* Exercise *
Transcribe every record that appears below, exactly and in full.
** START **
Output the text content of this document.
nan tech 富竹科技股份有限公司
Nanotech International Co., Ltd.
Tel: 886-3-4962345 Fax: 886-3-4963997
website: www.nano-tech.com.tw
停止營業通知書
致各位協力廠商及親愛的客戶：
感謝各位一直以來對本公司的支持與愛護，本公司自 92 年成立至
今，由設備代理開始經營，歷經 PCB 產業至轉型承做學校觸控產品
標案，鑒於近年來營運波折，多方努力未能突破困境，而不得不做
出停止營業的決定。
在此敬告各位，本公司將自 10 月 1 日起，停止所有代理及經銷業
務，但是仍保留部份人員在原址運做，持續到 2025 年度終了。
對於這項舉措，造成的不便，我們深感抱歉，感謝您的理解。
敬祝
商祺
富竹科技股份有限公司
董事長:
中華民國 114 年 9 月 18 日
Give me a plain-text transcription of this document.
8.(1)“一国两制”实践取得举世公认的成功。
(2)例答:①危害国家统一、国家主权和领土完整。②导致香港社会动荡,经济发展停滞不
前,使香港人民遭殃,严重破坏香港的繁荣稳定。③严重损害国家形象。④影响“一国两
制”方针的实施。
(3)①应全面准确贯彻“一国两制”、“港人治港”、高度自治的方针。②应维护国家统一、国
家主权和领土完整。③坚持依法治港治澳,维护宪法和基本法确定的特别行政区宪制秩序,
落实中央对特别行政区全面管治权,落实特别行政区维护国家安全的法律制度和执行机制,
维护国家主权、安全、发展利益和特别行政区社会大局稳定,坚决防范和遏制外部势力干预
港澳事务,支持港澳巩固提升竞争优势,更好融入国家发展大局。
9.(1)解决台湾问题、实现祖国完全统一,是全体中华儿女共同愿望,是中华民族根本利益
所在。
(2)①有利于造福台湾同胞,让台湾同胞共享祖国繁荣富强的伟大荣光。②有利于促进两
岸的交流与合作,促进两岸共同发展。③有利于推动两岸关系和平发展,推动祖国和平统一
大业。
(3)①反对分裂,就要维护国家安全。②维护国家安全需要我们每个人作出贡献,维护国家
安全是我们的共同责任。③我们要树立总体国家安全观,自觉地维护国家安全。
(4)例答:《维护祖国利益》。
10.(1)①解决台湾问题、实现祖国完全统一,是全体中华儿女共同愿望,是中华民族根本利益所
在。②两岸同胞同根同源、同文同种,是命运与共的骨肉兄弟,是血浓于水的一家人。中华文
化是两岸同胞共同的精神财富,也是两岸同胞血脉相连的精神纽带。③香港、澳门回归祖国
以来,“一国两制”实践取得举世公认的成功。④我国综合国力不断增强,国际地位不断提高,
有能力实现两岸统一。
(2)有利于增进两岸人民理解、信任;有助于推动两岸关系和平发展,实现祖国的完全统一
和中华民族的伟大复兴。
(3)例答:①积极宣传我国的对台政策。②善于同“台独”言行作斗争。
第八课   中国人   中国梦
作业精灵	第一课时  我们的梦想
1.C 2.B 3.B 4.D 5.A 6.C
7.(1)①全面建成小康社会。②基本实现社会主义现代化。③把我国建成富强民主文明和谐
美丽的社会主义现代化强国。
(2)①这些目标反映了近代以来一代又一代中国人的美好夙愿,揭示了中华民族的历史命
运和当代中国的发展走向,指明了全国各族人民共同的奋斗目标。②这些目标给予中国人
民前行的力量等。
** END **
* Output for this exercise *
Output the text content of this document.
nan tech 富竹科技股份有限公司
Nanotech International Co., Ltd.
Tel: 886-3-4962345 Fax: 886-3-4963997
website: www.nano-tech.com.tw
停止營業通知書
致各位協力廠商及親愛的客戶：
感謝各位一直以來對本公司的支持與愛護，本公司自 92 年成立至
今，由設備代理開始經營，歷經 PCB 產業至轉型承做學校觸控產品
標案，鑒於近年來營運波折，多方努力未能突破困境，而不得不做
出停止營業的決定。
在此敬告各位，本公司將自 10 月 1 日起，停止所有代理及經銷業
務，但是仍保留部份人員在原址運做，持續到 2025 年度終了。
對於這項舉措，造成的不便，我們深感抱歉，感謝您的理解。
敬祝
商祺
富竹科技股份有限公司
董事長:
中華民國 114 年 9 月 18 日
Give me a plain-text transcription of this document.
8.(1)“一国两制”实践取得举世公认的成功。
(2)例答:①危害国家统一、国家主权和领土完整。②导致香港社会动荡,经济发展停滞不
前,使香港人民遭殃,严重破坏香港的繁荣稳定。③严重损害国家形象。④影响“一国两
制”方针的实施。
(3)①应全面准确贯彻“一国两制”、“港人治港”、高度自治的方针。②应维护国家统一、国
家主权和领土完整。③坚持依法治港治澳,维护宪法和基本法确定的特别行政区宪制秩序,
落实中央对特别行政区全面管治权,落实特别行政区维护国家安全的法律制度和执行机制,
维护国家主权、安全、发展利益和特别行政区社会大局稳定,坚决防范和遏制外部势力干预
港澳事务,支持港澳巩固提升竞争优势,更好融入国家发展大局。
9.(1)解决台湾问题、实现祖国完全统一,是全体中华儿女共同愿望,是中华民族根本利益
所在。
(2)①有利于造福台湾同胞,让台湾同胞共享祖国繁荣富强的伟大荣光。②有利于促进两
岸的交流与合作,促进两岸共同发展。③有利于推动两岸关系和平发展,推动祖国和平统一
大业。
(3)①反对分裂,就要维护国家安全。②维护国家安全需要我们每个人作出贡献,维护国家
安全是我们的共同责任。③我们要树立总体国家安全观,自觉地维护国家安全。
(4)例答:《维护祖国利益》。
10.(1)①解决台湾问题、实现祖国完全统一,是全体中华儿女共同愿望,是中华民族根本利益所
在。②两岸同胞同根同源、同文同种,是命运与共的骨肉兄弟,是血浓于水的一家人。中华文
化是两岸同胞共同的精神财富,也是两岸同胞血脉相连的精神纽带。③香港、澳门回归祖国
以来,“一国两制”实践取得举世公认的成功。④我国综合国力不断增强,国际地位不断提高,
有能力实现两岸统一。
(2)有利于增进两岸人民理解、信任;有助于推动两岸关系和平发展,实现祖国的完全统一
和中华民族的伟大复兴。
(3)例答:①积极宣传我国的对台政策。②善于同“台独”言行作斗争。
第八课   中国人   中国梦
作业精灵	第一课时  我们的梦想
1.C 2.B 3.B 4.D 5.A 6.C
7.(1)①全面建成小康社会。②基本实现社会主义现代化。③把我国建成富强民主文明和谐
美丽的社会主义现代化强国。
(2)①这些目标反映了近代以来一代又一代中国人的美好夙愿,揭示了中华民族的历史命
运和当代中国的发展走向,指明了全国各族人民共同的奋斗目标。②这些目标给予中国人
民前行的力量等。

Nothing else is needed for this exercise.